━━━━━ SUPPLIED DATA

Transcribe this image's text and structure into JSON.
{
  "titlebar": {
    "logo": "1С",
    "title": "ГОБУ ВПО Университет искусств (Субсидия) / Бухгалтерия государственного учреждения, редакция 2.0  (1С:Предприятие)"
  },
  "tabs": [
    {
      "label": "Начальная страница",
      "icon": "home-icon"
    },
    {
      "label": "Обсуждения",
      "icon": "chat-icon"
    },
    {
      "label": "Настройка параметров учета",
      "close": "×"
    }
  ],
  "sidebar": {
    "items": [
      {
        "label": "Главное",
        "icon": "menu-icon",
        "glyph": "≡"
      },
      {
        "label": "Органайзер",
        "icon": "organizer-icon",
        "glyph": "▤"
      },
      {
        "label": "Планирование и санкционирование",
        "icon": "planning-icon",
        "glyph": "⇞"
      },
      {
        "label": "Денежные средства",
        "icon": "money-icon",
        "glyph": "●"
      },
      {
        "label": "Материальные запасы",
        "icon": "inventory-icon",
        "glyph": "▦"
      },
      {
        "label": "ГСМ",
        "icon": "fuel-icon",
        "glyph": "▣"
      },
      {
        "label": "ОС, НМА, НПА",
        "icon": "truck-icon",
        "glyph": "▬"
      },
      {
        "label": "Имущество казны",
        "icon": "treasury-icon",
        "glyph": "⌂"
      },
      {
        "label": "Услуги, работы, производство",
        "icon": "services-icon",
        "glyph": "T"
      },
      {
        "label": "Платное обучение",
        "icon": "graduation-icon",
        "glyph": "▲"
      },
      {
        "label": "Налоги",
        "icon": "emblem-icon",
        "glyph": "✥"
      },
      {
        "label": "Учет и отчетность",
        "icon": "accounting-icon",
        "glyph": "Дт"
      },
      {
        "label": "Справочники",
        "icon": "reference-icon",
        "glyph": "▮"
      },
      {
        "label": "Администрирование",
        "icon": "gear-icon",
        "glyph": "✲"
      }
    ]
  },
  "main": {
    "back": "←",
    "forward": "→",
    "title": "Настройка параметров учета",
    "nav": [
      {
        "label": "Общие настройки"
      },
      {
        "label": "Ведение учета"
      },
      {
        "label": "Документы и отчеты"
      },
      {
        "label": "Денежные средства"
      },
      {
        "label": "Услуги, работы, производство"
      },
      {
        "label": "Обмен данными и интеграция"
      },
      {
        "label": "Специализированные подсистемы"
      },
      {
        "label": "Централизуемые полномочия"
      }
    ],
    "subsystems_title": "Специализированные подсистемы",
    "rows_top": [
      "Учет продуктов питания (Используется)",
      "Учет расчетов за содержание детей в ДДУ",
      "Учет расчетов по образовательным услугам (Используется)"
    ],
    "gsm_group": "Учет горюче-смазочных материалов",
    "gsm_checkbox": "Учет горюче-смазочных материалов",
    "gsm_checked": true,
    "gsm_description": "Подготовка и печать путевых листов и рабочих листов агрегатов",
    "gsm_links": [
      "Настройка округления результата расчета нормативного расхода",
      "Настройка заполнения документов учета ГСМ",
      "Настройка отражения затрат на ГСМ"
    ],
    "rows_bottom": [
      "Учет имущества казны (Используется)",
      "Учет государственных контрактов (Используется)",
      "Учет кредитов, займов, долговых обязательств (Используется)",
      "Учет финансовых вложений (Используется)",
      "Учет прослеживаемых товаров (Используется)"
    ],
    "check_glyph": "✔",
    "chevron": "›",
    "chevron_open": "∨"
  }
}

━━━━━━━━━━

SHORT PROBLEM -> Recopy all the lines exactly as they appear.

SOLUTION TO THIS EXERCISE ->
Transcribe this image's text and structure into JSON.
{
  "titlebar": {
    "logo": "1С",
    "title": "ГОБУ ВПО Университет искусств (Субсидия) / Бухгалтерия государственного учреждения, редакция 2.0  (1С:Предприятие)"
  },
  "tabs": [
    {
      "label": "Начальная страница",
      "icon": "home-icon"
    },
    {
      "label": "Обсуждения",
      "icon": "chat-icon"
    },
    {
      "label": "Настройка параметров учета",
      "close": "×"
    }
  ],
  "sidebar": {
    "items": [
      {
        "label": "Главное",
        "icon": "menu-icon",
        "glyph": "≡"
      },
      {
        "label": "Органайзер",
        "icon": "organizer-icon",
        "glyph": "▤"
      },
      {
        "label": "Планирование и санкционирование",
        "icon": "planning-icon",
        "glyph": "⇞"
      },
      {
        "label": "Денежные средства",
        "icon": "money-icon",
        "glyph": "●"
      },
      {
        "label": "Материальные запасы",
        "icon": "inventory-icon",
        "glyph": "▦"
      },
      {
        "label": "ГСМ",
        "icon": "fuel-icon",
        "glyph": "▣"
      },
      {
        "label": "ОС, НМА, НПА",
        "icon": "truck-icon",
        "glyph": "▬"
      },
      {
        "label": "Имущество казны",
        "icon": "treasury-icon",
        "glyph": "⌂"
      },
      {
        "label": "Услуги, работы, производство",
        "icon": "services-icon",
        "glyph": "T"
      },
      {
        "label": "Платное обучение",
        "icon": "graduation-icon",
        "glyph": "▲"
      },
      {
        "label": "Налоги",
        "icon": "emblem-icon",
        "glyph": "✥"
      },
      {
        "label": "Учет и отчетность",
        "icon": "accounting-icon",
        "glyph": "Дт"
      },
      {
        "label": "Справочники",
        "icon": "reference-icon",
        "glyph": "▮"
      },
      {
        "label": "Администрирование",
        "icon": "gear-icon",
        "glyph": "✲"
      }
    ]
  },
  "main": {
    "back": "←",
    "forward": "→",
    "title": "Настройка параметров учета",
    "nav": [
      {
        "label": "Общие настройки"
      },
      {
        "label": "Ведение учета"
      },
      {
        "label": "Документы и отчеты"
      },
      {
        "label": "Денежные средства"
      },
      {
        "label": "Услуги, работы, производство"
      },
      {
        "label": "Обмен данными и интеграция"
      },
      {
        "label": "Специализированные подсистемы"
      },
      {
        "label": "Централизуемые полномочия"
      }
    ],
    "subsystems_title": "Специализированные подсистемы",
    "rows_top": [
      "Учет продуктов питания (Используется)",
      "Учет расчетов за содержание детей в ДДУ",
      "Учет расчетов по образовательным услугам (Используется)"
    ],
    "gsm_group": "Учет горюче-смазочных материалов",
    "gsm_checkbox": "Учет горюче-смазочных материалов",
    "gsm_checked": true,
    "gsm_description": "Подготовка и печать путевых листов и рабочих листов агрегатов",
    "gsm_links": [
      "Настройка округления результата расчета нормативного расхода",
      "Настройка заполнения документов учета ГСМ",
      "Настройка отражения затрат на ГСМ"
    ],
    "rows_bottom": [
      "Учет имущества казны (Используется)",
      "Учет государственных контрактов (Используется)",
      "Учет кредитов, займов, долговых обязательств (Используется)",
      "Учет финансовых вложений (Используется)",
      "Учет прослеживаемых товаров (Используется)"
    ],
    "check_glyph": "✔",
    "chevron": "›",
    "chevron_open": "∨"
  }
}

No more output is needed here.